Job
Find the word "weeks" in the records below. List each line containing it.

Lines of data:
+--
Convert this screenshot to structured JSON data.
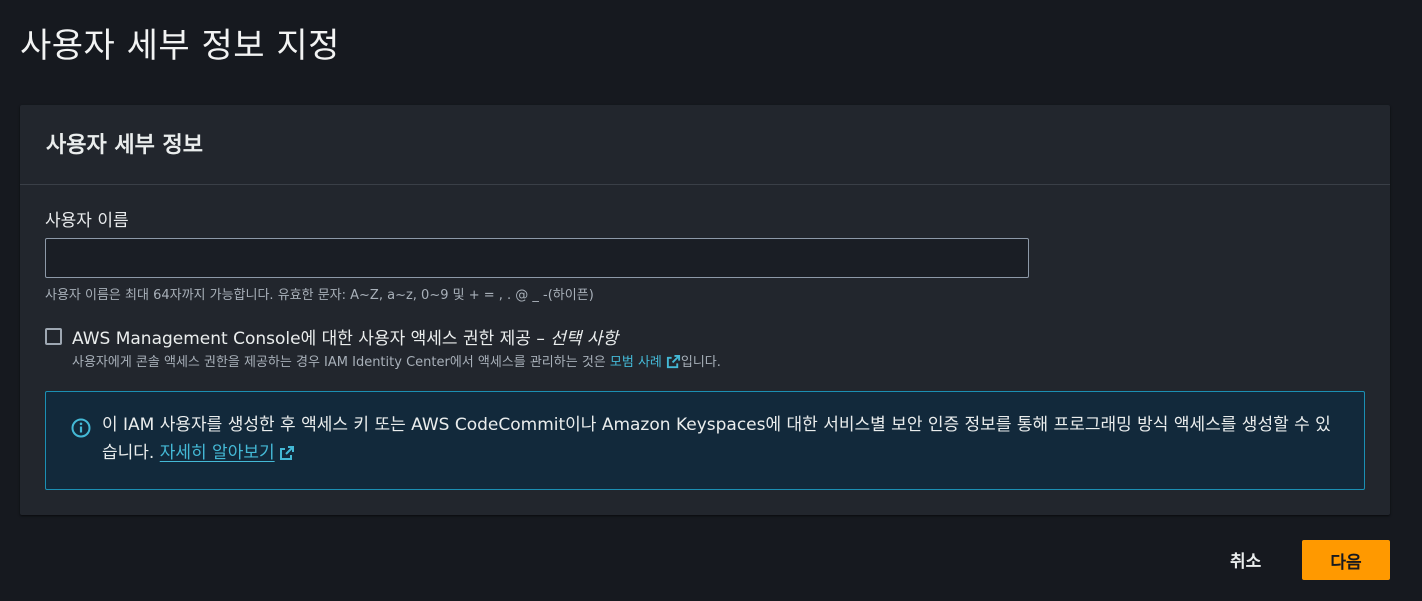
{
  "page": {
    "title": "사용자 세부 정보 지정"
  },
  "section": {
    "title": "사용자 세부 정보",
    "username_label": "사용자 이름",
    "username_value": "",
    "username_constraint": "사용자 이름은 최대 64자까지 가능합니다. 유효한 문자: A~Z, a~z, 0~9 및 + = , . @ _ -(하이픈)",
    "console_access": {
      "checked": false,
      "label": "AWS Management Console에 대한 사용자 액세스 권한 제공 –",
      "optional": "선택 사항",
      "description_prefix": "사용자에게 콘솔 액세스 권한을 제공하는 경우 IAM Identity Center에서 액세스를 관리하는 것은",
      "best_practice_link": "모범 사례",
      "description_suffix": "입니다."
    },
    "info_alert": {
      "text": "이 IAM 사용자를 생성한 후 액세스 키 또는 AWS CodeCommit이나 Amazon Keyspaces에 대한 서비스별 보안 인증 정보를 통해 프로그래밍 방식 액세스를 생성할 수 있습니다.",
      "learn_more_link": "자세히 알아보기"
    }
  },
  "footer": {
    "cancel_label": "취소",
    "next_label": "다음"
  },
  "colors": {
    "background": "#16191f",
    "panel": "#22262d",
    "link": "#44b9d6",
    "primary_button": "#ff9900",
    "info_border": "#1b8fb3",
    "info_background": "#12293b"
  },
  "icons": [
    "info-icon",
    "external-link-icon"
  ]
}
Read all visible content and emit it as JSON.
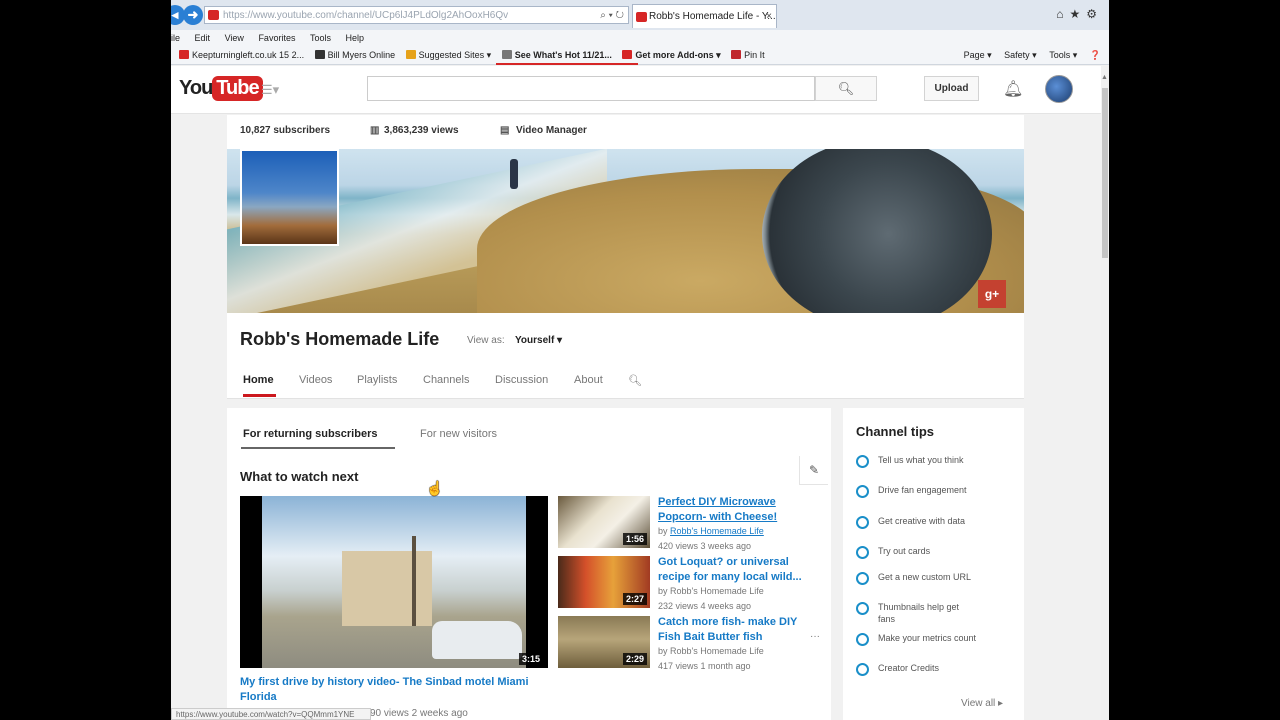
{
  "browser": {
    "address": "https://www.youtube.com/channel/UCp6lJ4PLdOlg2AhOoxH6Qv",
    "tab_title": "Robb's Homemade Life - Y...",
    "tab_close": "×",
    "menu": [
      "ile",
      "Edit",
      "View",
      "Favorites",
      "Tools",
      "Help"
    ],
    "favorites": [
      "Keepturningleft.co.uk 15 2...",
      "Bill Myers Online",
      "Suggested Sites ▾",
      "See What's Hot 11/21...",
      "Get more Add-ons ▾",
      "Pin It"
    ],
    "command_bar": [
      "Page ▾",
      "Safety ▾",
      "Tools ▾"
    ],
    "status_url": "https://www.youtube.com/watch?v=QQMmm1YNE"
  },
  "header": {
    "logo_you": "You",
    "logo_tube": "Tube",
    "search_placeholder": "",
    "upload_label": "Upload"
  },
  "stats": {
    "subscribers": "10,827 subscribers",
    "views": "3,863,239 views",
    "video_manager": "Video Manager"
  },
  "channel": {
    "name": "Robb's Homemade Life",
    "view_as_label": "View as:",
    "view_as_value": "Yourself ▾",
    "tabs": [
      "Home",
      "Videos",
      "Playlists",
      "Channels",
      "Discussion",
      "About"
    ]
  },
  "main": {
    "subtabs": [
      "For returning subscribers",
      "For new visitors"
    ],
    "section_title": "What to watch next",
    "featured": {
      "duration": "3:15",
      "title": "My first drive by history video- The Sinbad motel Miami Florida",
      "meta": "90 views  2 weeks ago"
    },
    "videos": [
      {
        "title": "Perfect DIY Microwave Popcorn- with Cheese!",
        "by_label": "by",
        "channel": "Robb's Homemade Life",
        "meta": "420 views   3 weeks ago",
        "duration": "1:56"
      },
      {
        "title": "Got Loquat? or universal recipe for many local wild...",
        "by_label": "by",
        "channel": "Robb's Homemade Life",
        "meta": "232 views   4 weeks ago",
        "duration": "2:27"
      },
      {
        "title": "Catch more fish- make DIY Fish Bait Butter fish",
        "by_label": "by",
        "channel": "Robb's Homemade Life",
        "meta": "417 views   1 month ago",
        "duration": "2:29"
      }
    ],
    "more": "···"
  },
  "side": {
    "title": "Channel tips",
    "tips": [
      "Tell us what you think",
      "Drive fan engagement",
      "Get creative with data",
      "Try out cards",
      "Get a new custom URL",
      "Thumbnails help get fans",
      "Make your metrics count",
      "Creator Credits"
    ],
    "view_all": "View all ▸"
  },
  "colors": {
    "brand_red": "#cc181e",
    "link_blue": "#167ac6",
    "tip_ring": "#1a8fc9"
  }
}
+--
Expected answer
      "meta": "90 views  2 weeks ago"
        "meta": "420 views   3 weeks ago",
        "meta": "232 views   4 weeks ago",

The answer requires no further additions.